__Activity__: Look for "Virus" in the material below and show each line that contains it.

__Dataset entries__:
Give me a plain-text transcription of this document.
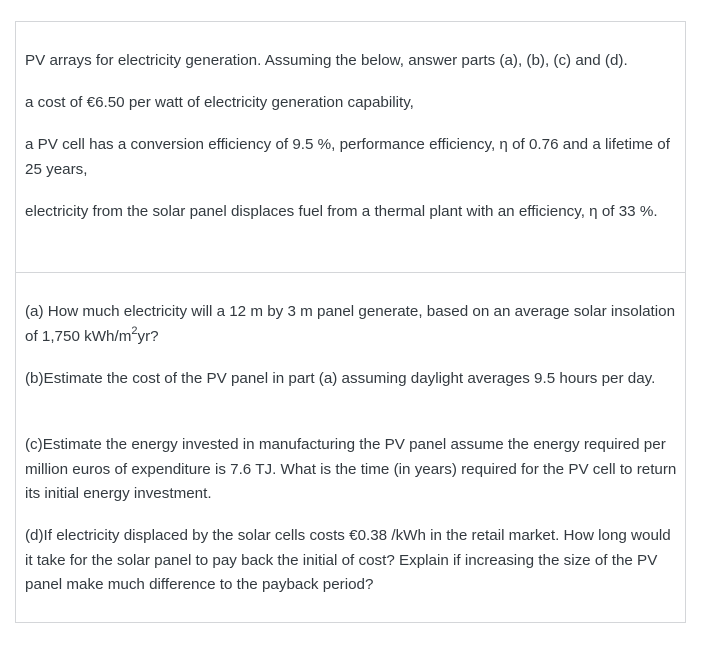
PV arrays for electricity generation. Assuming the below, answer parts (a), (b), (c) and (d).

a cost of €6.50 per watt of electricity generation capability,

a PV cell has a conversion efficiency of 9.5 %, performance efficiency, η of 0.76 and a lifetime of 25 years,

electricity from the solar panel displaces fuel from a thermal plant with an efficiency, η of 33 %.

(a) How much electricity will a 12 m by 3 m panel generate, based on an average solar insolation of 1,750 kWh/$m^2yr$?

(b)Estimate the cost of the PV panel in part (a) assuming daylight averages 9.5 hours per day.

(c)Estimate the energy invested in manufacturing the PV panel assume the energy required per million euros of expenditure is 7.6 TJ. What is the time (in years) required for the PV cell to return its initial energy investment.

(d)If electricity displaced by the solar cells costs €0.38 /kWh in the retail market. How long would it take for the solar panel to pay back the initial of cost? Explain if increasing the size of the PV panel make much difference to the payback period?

---

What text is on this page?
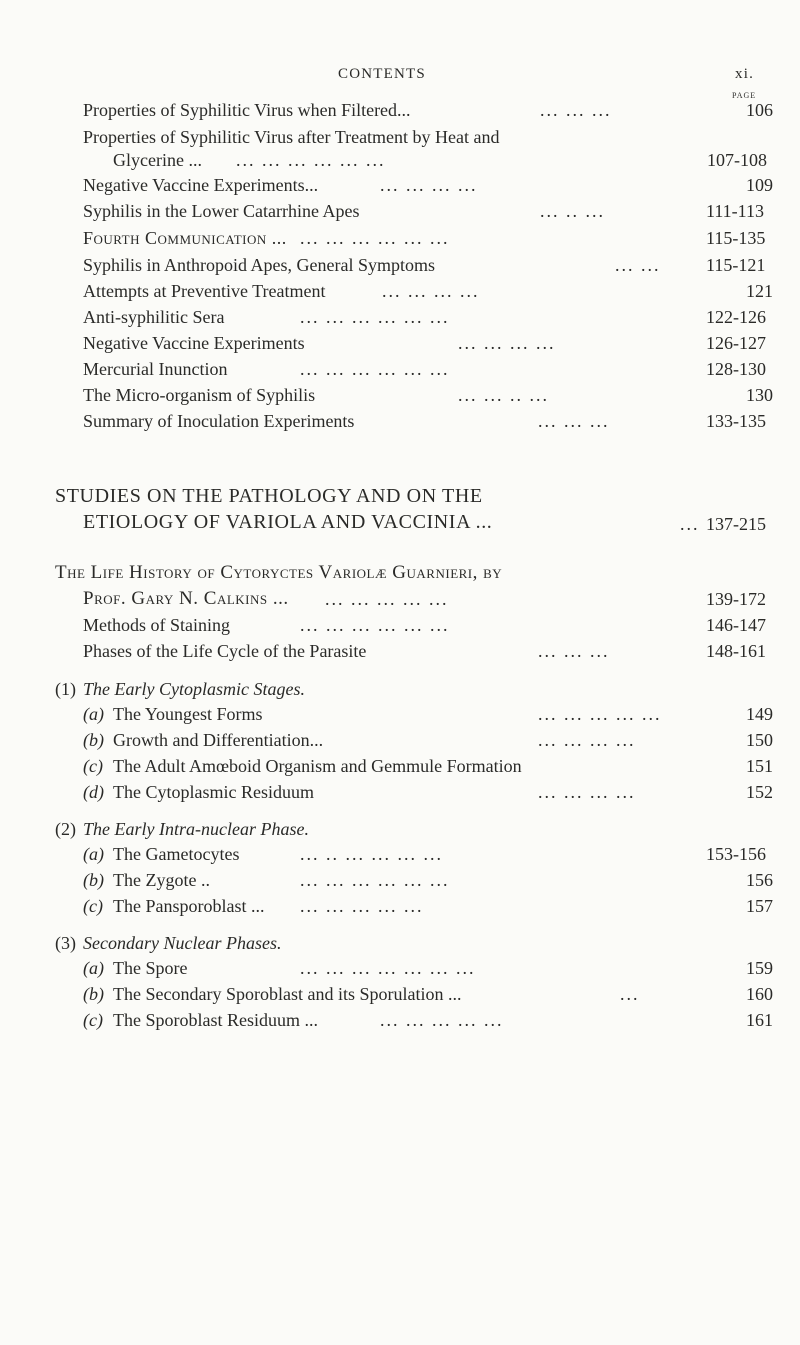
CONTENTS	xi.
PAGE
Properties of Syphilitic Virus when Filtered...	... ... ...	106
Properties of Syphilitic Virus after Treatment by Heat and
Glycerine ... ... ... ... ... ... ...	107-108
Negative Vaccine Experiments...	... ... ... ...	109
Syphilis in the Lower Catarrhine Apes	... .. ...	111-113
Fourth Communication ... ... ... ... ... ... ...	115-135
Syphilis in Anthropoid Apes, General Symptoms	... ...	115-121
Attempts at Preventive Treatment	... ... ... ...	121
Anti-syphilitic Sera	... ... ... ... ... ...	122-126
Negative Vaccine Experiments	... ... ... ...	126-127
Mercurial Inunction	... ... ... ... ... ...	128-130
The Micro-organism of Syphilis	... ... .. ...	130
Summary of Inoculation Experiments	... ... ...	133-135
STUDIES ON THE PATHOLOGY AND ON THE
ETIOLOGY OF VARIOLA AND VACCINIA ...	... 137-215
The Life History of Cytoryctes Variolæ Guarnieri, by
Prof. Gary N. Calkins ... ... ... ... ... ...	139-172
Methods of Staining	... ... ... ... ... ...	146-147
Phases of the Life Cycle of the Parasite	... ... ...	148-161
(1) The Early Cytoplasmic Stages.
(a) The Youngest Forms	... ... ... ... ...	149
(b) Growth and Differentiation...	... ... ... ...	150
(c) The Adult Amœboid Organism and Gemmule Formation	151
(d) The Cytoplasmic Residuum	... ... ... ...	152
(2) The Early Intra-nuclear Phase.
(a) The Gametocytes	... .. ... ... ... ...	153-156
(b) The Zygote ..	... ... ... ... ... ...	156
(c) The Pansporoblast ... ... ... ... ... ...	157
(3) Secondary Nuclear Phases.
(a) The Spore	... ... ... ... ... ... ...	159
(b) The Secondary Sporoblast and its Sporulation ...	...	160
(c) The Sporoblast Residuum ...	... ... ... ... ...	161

---

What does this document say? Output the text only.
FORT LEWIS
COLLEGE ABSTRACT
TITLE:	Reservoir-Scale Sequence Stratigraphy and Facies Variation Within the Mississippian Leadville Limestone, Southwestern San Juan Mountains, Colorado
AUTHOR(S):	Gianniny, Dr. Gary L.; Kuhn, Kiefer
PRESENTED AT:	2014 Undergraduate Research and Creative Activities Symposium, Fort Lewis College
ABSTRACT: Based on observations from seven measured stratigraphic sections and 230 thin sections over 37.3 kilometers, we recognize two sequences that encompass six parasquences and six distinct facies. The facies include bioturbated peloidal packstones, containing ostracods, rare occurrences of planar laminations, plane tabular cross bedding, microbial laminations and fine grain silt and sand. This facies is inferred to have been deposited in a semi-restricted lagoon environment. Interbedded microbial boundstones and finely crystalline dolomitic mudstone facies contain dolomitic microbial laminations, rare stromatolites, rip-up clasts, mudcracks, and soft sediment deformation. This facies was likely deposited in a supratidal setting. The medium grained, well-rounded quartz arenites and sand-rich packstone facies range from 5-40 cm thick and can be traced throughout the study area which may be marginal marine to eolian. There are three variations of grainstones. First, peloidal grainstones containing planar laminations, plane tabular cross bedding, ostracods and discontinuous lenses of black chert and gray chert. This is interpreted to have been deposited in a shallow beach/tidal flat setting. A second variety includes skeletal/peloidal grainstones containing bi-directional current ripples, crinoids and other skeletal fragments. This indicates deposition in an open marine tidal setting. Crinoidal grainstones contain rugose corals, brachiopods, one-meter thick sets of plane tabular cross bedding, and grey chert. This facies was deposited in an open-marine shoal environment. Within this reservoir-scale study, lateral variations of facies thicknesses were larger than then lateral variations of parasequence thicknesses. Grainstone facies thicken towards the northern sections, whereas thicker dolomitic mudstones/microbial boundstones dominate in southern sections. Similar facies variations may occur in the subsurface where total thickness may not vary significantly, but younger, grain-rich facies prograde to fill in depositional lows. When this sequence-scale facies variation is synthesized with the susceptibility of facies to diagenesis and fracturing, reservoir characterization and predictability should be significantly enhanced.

__Problem solution__:
Properties of Syphilitic Virus when Filtered...	... ... ...	106
Properties of Syphilitic Virus after Treatment by Heat and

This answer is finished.